-- START OF Dataset content --

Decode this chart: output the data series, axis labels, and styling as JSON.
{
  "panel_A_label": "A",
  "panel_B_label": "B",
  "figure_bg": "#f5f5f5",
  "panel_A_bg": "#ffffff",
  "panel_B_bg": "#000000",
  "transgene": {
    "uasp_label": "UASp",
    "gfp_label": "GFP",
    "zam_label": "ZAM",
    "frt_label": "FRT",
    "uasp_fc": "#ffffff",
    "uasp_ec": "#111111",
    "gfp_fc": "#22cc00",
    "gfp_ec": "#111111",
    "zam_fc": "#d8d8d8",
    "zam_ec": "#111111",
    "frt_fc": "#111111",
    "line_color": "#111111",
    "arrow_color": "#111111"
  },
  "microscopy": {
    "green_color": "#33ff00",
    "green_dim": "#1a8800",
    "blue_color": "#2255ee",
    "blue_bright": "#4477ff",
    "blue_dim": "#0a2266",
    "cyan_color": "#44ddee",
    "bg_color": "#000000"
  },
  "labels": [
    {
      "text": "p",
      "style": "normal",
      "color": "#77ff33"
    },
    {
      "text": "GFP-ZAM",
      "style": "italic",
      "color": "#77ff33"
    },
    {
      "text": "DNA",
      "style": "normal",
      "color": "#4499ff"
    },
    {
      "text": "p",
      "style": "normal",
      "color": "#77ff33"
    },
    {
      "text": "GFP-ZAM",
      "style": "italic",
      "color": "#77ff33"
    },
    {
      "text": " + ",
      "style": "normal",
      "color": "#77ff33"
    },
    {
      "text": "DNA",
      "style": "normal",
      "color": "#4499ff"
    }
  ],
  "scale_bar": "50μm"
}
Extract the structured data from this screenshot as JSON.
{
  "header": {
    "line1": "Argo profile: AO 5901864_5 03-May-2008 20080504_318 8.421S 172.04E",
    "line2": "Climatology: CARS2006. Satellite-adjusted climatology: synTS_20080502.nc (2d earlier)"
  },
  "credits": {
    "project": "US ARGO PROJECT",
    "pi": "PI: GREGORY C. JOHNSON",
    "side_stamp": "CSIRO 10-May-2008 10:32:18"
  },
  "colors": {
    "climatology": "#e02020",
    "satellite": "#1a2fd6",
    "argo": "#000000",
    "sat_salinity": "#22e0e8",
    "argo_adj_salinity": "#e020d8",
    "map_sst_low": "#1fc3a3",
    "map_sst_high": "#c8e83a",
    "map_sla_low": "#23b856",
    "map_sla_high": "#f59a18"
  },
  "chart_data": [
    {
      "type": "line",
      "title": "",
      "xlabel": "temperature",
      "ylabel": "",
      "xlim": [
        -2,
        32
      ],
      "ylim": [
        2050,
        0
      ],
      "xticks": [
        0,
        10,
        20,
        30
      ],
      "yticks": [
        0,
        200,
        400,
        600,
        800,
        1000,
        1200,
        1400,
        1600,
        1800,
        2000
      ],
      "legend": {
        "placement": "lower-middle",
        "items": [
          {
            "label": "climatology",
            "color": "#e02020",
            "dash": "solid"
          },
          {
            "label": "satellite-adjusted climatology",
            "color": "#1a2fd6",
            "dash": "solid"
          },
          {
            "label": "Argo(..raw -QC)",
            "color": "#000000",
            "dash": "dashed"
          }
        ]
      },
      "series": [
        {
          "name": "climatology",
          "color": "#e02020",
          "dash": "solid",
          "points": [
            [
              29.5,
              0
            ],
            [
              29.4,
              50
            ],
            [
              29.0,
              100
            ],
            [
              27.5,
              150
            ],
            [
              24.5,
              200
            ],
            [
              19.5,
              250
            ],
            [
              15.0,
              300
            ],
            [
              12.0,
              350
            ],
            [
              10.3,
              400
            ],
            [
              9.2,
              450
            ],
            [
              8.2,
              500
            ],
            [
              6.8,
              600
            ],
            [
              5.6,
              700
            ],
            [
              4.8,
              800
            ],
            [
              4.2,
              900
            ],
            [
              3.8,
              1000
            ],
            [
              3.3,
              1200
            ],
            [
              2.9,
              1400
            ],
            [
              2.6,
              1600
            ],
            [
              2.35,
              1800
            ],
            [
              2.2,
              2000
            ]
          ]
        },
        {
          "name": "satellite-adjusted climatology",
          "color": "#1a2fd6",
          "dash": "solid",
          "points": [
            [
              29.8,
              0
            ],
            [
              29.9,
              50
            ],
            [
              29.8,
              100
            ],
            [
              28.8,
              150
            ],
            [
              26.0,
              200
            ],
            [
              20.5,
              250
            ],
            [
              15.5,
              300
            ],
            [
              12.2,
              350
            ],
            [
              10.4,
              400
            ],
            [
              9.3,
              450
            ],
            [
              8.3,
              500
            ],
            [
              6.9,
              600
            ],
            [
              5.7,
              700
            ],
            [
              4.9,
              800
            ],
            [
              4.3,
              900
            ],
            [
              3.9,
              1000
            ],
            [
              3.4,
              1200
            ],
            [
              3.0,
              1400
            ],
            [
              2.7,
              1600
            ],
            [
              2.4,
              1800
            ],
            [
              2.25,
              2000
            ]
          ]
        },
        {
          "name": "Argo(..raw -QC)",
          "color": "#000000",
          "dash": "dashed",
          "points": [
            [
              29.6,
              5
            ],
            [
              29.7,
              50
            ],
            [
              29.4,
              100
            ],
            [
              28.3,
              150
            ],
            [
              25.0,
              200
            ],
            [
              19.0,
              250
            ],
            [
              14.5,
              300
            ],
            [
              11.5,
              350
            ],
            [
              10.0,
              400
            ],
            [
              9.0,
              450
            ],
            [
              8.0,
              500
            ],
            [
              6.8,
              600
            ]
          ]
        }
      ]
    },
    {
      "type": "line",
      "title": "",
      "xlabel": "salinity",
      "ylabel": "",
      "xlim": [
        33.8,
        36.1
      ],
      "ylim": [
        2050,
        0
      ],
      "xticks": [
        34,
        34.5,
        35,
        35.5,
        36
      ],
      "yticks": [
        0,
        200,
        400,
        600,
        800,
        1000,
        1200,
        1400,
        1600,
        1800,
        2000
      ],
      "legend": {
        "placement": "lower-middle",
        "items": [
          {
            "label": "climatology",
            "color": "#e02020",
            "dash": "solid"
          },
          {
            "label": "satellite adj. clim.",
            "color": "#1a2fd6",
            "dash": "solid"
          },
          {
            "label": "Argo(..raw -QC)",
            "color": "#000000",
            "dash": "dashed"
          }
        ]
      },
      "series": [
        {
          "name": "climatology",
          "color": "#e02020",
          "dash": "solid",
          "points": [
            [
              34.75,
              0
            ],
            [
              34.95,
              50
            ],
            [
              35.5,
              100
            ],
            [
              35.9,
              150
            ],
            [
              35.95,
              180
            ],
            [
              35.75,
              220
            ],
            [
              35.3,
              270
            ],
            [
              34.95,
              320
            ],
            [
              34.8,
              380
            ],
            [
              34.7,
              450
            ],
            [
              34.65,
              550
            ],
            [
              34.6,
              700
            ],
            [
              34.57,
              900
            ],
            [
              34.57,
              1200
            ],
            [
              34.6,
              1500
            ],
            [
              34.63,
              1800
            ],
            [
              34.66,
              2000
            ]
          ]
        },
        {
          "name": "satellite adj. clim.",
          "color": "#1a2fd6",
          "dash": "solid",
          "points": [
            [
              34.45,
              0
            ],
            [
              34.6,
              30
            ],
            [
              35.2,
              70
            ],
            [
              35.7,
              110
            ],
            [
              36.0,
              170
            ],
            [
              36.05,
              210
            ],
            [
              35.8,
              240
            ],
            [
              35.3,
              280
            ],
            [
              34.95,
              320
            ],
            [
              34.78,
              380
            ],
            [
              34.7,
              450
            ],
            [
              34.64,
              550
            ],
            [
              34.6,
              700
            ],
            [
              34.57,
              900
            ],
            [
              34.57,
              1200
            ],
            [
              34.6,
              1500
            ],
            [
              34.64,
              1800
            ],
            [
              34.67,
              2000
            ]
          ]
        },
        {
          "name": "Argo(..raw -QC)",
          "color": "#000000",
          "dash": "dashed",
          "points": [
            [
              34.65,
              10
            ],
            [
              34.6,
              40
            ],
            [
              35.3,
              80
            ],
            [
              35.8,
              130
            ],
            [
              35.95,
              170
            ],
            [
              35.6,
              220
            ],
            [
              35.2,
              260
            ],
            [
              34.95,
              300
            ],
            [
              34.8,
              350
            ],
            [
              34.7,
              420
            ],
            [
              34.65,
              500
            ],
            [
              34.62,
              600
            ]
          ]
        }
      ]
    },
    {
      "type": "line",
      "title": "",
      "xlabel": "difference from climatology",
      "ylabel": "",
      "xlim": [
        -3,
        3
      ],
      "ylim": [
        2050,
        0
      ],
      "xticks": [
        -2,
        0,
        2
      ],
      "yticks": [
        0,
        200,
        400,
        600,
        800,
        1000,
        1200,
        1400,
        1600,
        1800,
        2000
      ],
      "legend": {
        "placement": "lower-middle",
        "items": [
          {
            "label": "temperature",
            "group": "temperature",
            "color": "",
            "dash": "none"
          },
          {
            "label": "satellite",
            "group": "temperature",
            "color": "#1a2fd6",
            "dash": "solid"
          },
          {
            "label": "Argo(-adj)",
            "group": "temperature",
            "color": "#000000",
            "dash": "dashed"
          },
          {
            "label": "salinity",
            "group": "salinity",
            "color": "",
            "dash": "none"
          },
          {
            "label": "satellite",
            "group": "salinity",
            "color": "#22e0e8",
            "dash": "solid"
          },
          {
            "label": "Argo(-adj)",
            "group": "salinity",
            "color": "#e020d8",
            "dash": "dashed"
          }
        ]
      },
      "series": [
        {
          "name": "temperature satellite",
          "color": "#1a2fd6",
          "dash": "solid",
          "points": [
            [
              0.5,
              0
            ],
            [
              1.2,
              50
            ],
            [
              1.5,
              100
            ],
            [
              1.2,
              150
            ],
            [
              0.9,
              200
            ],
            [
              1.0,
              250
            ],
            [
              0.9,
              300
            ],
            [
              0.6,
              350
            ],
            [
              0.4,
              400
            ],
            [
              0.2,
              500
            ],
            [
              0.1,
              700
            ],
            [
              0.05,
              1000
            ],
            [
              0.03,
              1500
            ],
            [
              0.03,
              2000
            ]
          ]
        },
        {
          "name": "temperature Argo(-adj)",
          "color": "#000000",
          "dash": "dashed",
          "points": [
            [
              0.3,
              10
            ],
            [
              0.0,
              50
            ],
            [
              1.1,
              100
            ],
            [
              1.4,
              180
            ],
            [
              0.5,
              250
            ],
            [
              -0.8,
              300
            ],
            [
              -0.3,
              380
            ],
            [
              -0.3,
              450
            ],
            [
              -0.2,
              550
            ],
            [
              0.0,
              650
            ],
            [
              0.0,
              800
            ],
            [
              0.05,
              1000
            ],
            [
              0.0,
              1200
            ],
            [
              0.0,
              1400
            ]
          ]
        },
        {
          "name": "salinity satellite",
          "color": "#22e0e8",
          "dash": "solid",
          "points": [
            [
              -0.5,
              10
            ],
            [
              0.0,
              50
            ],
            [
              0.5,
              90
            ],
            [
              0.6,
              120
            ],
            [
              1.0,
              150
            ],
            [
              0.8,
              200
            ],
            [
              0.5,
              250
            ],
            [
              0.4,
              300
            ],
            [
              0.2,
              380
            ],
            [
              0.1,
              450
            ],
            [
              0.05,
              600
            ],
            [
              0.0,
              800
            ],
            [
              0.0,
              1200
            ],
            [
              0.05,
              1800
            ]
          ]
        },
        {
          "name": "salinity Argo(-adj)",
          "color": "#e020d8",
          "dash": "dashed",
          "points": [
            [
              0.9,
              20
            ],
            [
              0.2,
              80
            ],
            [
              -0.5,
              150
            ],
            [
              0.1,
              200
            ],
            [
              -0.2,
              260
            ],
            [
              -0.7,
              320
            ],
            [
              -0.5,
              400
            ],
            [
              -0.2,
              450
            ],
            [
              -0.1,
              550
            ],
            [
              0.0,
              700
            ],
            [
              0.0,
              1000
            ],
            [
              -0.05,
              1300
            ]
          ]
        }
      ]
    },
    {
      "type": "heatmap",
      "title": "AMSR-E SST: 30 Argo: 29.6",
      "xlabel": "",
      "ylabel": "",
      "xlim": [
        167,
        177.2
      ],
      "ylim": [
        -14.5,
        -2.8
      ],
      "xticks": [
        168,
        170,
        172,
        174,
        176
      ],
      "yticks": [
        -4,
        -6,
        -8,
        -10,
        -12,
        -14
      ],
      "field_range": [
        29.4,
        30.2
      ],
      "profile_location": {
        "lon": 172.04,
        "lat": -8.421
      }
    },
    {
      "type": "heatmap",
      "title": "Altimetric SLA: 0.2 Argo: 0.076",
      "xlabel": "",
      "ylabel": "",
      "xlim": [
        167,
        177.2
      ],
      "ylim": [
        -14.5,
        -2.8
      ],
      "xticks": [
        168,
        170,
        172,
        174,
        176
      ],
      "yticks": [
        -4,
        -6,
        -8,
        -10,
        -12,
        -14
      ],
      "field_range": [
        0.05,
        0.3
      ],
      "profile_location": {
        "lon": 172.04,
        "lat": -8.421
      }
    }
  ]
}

-- END OF Dataset content --

Look through the material and copy each line that has "climatology".

Output of the exercise:
    "line2": "Climatology: CARS2006. Satellite-adjusted climatology: synTS_20080502.nc (2d earlier)"
    "climatology": "#e02020",
            "label": "climatology",
            "label": "satellite-adjusted climatology",
          "name": "climatology",
          "name": "satellite-adjusted climatology",
            "label": "climatology",
          "name": "climatology",
      "xlabel": "difference from climatology",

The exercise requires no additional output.